— start of Supplied data —

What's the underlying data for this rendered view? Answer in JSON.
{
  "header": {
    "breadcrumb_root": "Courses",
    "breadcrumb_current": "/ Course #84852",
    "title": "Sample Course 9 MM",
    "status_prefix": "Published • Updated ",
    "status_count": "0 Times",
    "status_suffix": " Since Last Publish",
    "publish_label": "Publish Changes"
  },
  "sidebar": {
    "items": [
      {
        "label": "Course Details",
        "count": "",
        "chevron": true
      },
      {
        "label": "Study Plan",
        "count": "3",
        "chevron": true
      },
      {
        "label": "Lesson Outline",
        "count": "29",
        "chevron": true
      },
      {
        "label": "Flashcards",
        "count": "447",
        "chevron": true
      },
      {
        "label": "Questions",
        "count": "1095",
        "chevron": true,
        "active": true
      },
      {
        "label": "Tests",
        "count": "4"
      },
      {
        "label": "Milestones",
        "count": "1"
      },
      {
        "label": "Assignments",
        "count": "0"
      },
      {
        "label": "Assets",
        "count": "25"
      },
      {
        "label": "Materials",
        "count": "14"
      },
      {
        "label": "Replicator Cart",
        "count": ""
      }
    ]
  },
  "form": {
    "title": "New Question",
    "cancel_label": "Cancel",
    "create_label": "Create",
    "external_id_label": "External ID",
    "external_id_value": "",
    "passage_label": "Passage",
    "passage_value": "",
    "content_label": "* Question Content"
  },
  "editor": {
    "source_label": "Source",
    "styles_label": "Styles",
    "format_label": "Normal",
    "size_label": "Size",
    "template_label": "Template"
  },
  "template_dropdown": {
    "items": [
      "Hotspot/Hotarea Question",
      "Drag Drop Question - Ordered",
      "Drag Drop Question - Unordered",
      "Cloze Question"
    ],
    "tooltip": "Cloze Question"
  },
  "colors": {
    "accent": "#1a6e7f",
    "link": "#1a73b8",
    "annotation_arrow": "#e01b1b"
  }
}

— end of Supplied data —

What is required>
Quote the material exactly, leaving nothing out.

Solution>
What's the underlying data for this rendered view? Answer in JSON.
{
  "header": {
    "breadcrumb_root": "Courses",
    "breadcrumb_current": "/ Course #84852",
    "title": "Sample Course 9 MM",
    "status_prefix": "Published • Updated ",
    "status_count": "0 Times",
    "status_suffix": " Since Last Publish",
    "publish_label": "Publish Changes"
  },
  "sidebar": {
    "items": [
      {
        "label": "Course Details",
        "count": "",
        "chevron": true
      },
      {
        "label": "Study Plan",
        "count": "3",
        "chevron": true
      },
      {
        "label": "Lesson Outline",
        "count": "29",
        "chevron": true
      },
      {
        "label": "Flashcards",
        "count": "447",
        "chevron": true
      },
      {
        "label": "Questions",
        "count": "1095",
        "chevron": true,
        "active": true
      },
      {
        "label": "Tests",
        "count": "4"
      },
      {
        "label": "Milestones",
        "count": "1"
      },
      {
        "label": "Assignments",
        "count": "0"
      },
      {
        "label": "Assets",
        "count": "25"
      },
      {
        "label": "Materials",
        "count": "14"
      },
      {
        "label": "Replicator Cart",
        "count": ""
      }
    ]
  },
  "form": {
    "title": "New Question",
    "cancel_label": "Cancel",
    "create_label": "Create",
    "external_id_label": "External ID",
    "external_id_value": "",
    "passage_label": "Passage",
    "passage_value": "",
    "content_label": "* Question Content"
  },
  "editor": {
    "source_label": "Source",
    "styles_label": "Styles",
    "format_label": "Normal",
    "size_label": "Size",
    "template_label": "Template"
  },
  "template_dropdown": {
    "items": [
      "Hotspot/Hotarea Question",
      "Drag Drop Question - Ordered",
      "Drag Drop Question - Unordered",
      "Cloze Question"
    ],
    "tooltip": "Cloze Question"
  },
  "colors": {
    "accent": "#1a6e7f",
    "link": "#1a73b8",
    "annotation_arrow": "#e01b1b"
  }
}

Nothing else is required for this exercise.